(Records from a dataset)
>> Start
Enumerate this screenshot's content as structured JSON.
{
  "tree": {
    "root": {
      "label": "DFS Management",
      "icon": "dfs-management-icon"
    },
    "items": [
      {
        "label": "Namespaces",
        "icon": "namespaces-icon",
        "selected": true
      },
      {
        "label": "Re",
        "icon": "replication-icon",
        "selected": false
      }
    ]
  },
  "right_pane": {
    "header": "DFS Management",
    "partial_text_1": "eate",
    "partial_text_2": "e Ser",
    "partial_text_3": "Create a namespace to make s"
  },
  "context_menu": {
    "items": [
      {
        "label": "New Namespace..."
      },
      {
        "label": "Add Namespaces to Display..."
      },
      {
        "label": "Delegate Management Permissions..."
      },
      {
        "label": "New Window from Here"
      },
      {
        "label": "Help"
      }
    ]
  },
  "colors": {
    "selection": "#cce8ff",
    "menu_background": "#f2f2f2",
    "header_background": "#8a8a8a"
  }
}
>> End
>> Start
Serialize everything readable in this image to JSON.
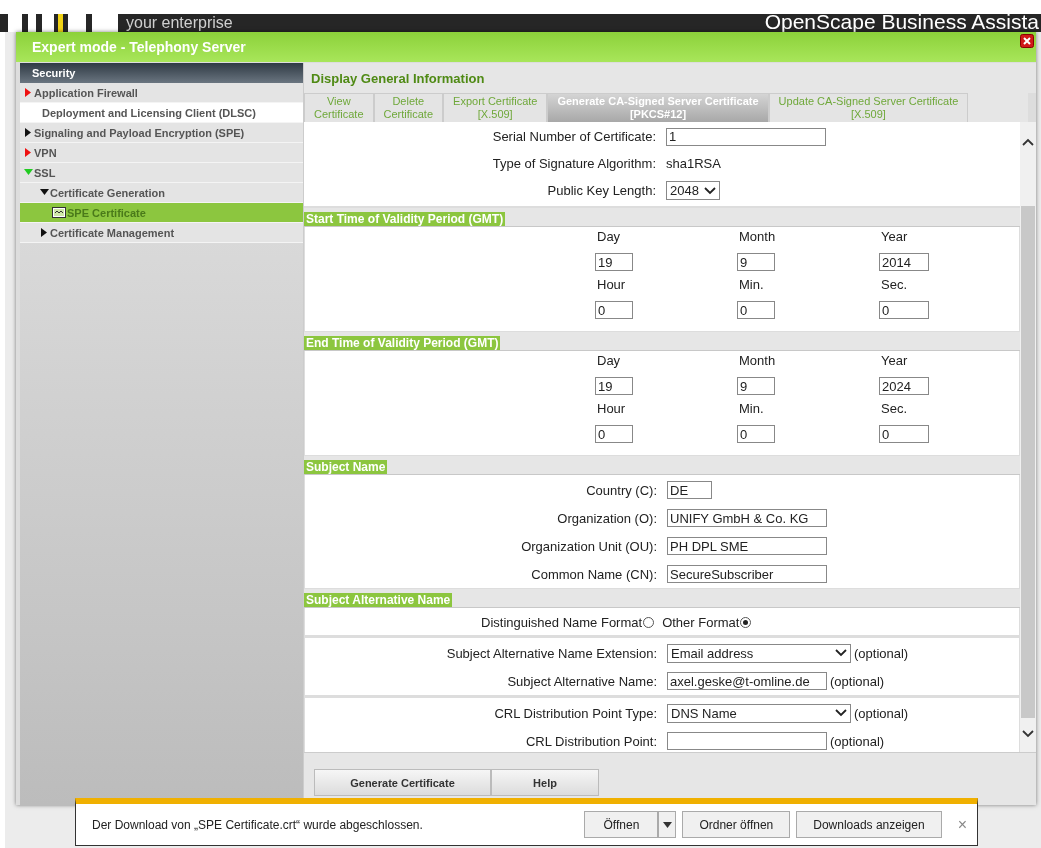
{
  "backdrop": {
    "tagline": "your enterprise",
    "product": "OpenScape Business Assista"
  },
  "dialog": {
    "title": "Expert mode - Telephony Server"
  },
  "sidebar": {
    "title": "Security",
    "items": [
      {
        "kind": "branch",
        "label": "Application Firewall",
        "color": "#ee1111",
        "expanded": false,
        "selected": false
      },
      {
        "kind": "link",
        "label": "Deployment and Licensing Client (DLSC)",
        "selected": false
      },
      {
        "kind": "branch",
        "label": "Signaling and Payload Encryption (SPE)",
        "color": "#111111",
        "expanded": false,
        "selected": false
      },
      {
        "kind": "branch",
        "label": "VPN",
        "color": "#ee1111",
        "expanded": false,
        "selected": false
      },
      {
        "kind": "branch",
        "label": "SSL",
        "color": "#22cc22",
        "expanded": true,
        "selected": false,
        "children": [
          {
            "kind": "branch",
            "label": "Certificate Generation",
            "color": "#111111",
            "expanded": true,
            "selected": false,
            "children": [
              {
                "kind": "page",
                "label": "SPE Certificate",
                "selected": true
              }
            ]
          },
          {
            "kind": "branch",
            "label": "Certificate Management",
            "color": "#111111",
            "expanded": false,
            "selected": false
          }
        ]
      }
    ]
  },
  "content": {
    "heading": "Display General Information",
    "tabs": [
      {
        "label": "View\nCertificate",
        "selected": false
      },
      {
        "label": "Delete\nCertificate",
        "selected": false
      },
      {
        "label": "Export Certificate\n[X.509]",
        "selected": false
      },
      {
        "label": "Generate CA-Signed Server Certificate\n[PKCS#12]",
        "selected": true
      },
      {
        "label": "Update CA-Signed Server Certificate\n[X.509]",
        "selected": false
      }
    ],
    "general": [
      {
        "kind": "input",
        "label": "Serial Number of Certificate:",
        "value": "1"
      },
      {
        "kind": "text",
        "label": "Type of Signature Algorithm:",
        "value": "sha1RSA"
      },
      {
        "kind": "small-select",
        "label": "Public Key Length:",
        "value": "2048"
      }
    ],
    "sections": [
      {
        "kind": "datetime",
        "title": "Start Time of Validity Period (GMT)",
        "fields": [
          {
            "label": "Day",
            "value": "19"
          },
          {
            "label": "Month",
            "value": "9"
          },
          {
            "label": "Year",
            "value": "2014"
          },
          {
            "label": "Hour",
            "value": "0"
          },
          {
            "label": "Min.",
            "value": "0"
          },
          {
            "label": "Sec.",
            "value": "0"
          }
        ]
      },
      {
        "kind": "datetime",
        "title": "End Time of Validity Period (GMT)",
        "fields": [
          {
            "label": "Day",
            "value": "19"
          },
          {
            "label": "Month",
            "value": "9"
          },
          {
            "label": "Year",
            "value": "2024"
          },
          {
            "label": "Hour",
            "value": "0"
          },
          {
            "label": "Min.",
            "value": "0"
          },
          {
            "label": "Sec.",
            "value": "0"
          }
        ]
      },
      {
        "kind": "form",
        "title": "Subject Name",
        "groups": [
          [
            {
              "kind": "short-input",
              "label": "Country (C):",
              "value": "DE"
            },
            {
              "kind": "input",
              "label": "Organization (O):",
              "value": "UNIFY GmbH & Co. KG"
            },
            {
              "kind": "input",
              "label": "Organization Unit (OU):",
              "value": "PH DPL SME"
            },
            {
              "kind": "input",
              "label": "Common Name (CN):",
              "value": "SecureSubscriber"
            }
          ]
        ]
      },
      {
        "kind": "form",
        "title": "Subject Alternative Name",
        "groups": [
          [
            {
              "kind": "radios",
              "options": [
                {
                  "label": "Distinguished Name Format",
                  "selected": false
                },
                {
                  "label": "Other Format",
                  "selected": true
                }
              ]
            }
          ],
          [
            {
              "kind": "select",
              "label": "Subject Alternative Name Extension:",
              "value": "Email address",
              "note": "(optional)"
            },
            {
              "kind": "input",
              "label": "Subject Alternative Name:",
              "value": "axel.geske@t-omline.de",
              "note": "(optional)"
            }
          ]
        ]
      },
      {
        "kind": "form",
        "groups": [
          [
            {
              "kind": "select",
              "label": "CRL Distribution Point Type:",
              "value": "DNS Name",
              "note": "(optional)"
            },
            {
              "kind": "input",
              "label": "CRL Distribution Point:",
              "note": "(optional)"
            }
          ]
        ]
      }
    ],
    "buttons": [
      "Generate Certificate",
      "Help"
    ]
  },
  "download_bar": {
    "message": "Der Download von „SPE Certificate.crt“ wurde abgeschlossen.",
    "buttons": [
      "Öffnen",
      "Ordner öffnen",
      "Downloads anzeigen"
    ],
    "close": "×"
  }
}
>> End
Find out how many lines in the listing contain the string "this". Give the number alone.

Answer to the exercise:
2